### [WORK REQUIRED]
Reproduce all the lines exactly as they stand, apart from the pictures.

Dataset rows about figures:
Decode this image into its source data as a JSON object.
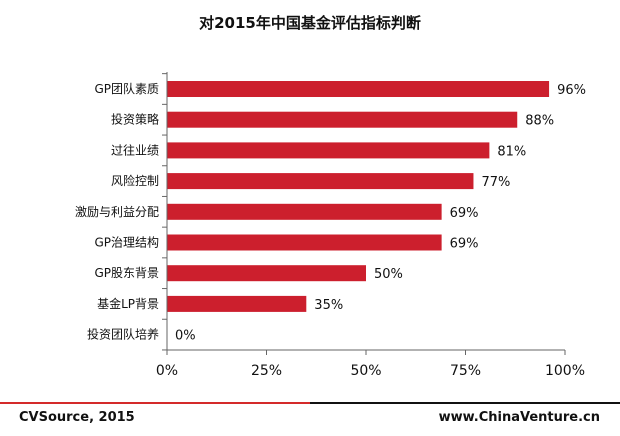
{
  "chart_data": {
    "type": "bar",
    "orientation": "horizontal",
    "title": "对2015年中国基金评估指标判断",
    "categories": [
      "GP团队素质",
      "投资策略",
      "过往业绩",
      "风险控制",
      "激励与利益分配",
      "GP治理结构",
      "GP股东背景",
      "基金LP背景",
      "投资团队培养"
    ],
    "values": [
      96,
      88,
      81,
      77,
      69,
      69,
      50,
      35,
      0
    ],
    "value_labels": [
      "96%",
      "88%",
      "81%",
      "77%",
      "69%",
      "69%",
      "50%",
      "35%",
      "0%"
    ],
    "xlim": [
      0,
      100
    ],
    "xticks": [
      "0%",
      "25%",
      "50%",
      "75%",
      "100%"
    ],
    "xlabel": "",
    "ylabel": "",
    "bar_color": "#cc1f2d",
    "grid": false,
    "legend": "none"
  },
  "footer": {
    "source": "CVSource, 2015",
    "website": "www.ChinaVenture.cn",
    "line_colors": [
      "#d42a2a",
      "#111111"
    ]
  }
}
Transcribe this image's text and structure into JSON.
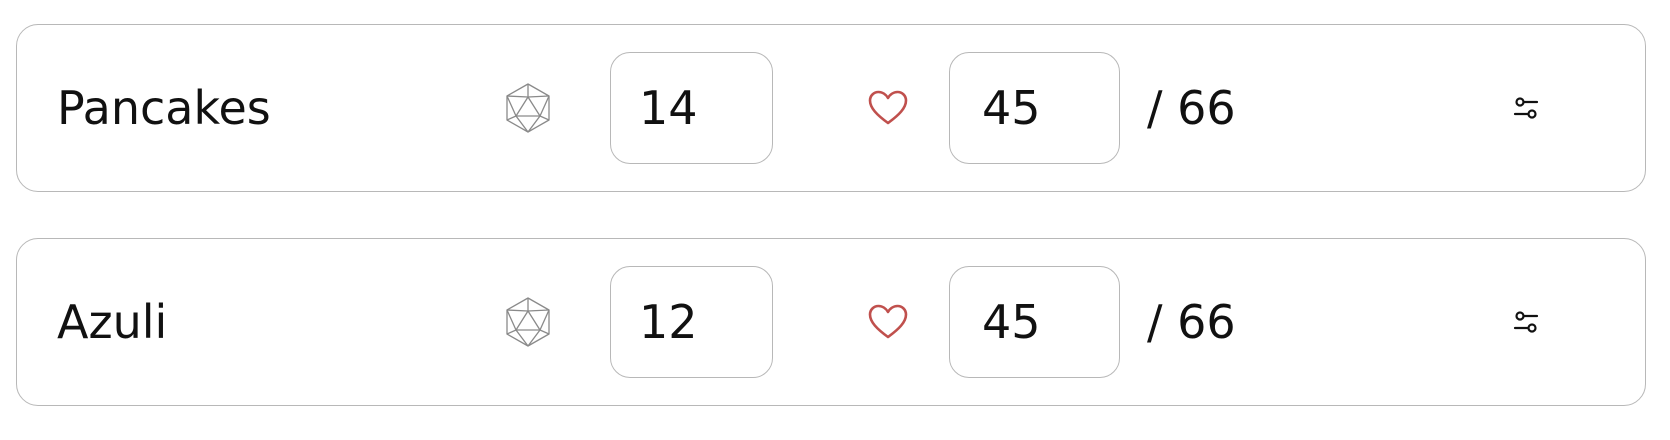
{
  "combatants": [
    {
      "name": "Pancakes",
      "initiative": "14",
      "hp": "45",
      "max_hp": "/ 66",
      "icons": {
        "initiative": "d20-die-icon",
        "hp": "heart-icon",
        "settings": "sliders-icon"
      }
    },
    {
      "name": "Azuli",
      "initiative": "12",
      "hp": "45",
      "max_hp": "/ 66",
      "icons": {
        "initiative": "d20-die-icon",
        "hp": "heart-icon",
        "settings": "sliders-icon"
      }
    }
  ],
  "colors": {
    "border": "#b8b8b8",
    "text": "#111111",
    "heart": "#c0504d",
    "die": "#8a8a8a"
  }
}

### [RESULT FOR THIS TASK]
Decode this image into its source data as a JSON object.
{
  "chart_data": {
    "type": "bar",
    "orientation": "horizontal",
    "title": "对2015年中国基金评估指标判断",
    "categories": [
      "GP团队素质",
      "投资策略",
      "过往业绩",
      "风险控制",
      "激励与利益分配",
      "GP治理结构",
      "GP股东背景",
      "基金LP背景",
      "投资团队培养"
    ],
    "values": [
      96,
      88,
      81,
      77,
      69,
      69,
      50,
      35,
      0
    ],
    "value_labels": [
      "96%",
      "88%",
      "81%",
      "77%",
      "69%",
      "69%",
      "50%",
      "35%",
      "0%"
    ],
    "xlim": [
      0,
      100
    ],
    "xticks": [
      "0%",
      "25%",
      "50%",
      "75%",
      "100%"
    ],
    "xlabel": "",
    "ylabel": "",
    "bar_color": "#cc1f2d",
    "grid": false,
    "legend": "none"
  },
  "footer": {
    "source": "CVSource, 2015",
    "website": "www.ChinaVenture.cn",
    "line_colors": [
      "#d42a2a",
      "#111111"
    ]
  }
}
Transcribe this image's text and structure into JSON.
{
  "combatants": [
    {
      "name": "Pancakes",
      "initiative": "14",
      "hp": "45",
      "max_hp": "/ 66",
      "icons": {
        "initiative": "d20-die-icon",
        "hp": "heart-icon",
        "settings": "sliders-icon"
      }
    },
    {
      "name": "Azuli",
      "initiative": "12",
      "hp": "45",
      "max_hp": "/ 66",
      "icons": {
        "initiative": "d20-die-icon",
        "hp": "heart-icon",
        "settings": "sliders-icon"
      }
    }
  ],
  "colors": {
    "border": "#b8b8b8",
    "text": "#111111",
    "heart": "#c0504d",
    "die": "#8a8a8a"
  }
}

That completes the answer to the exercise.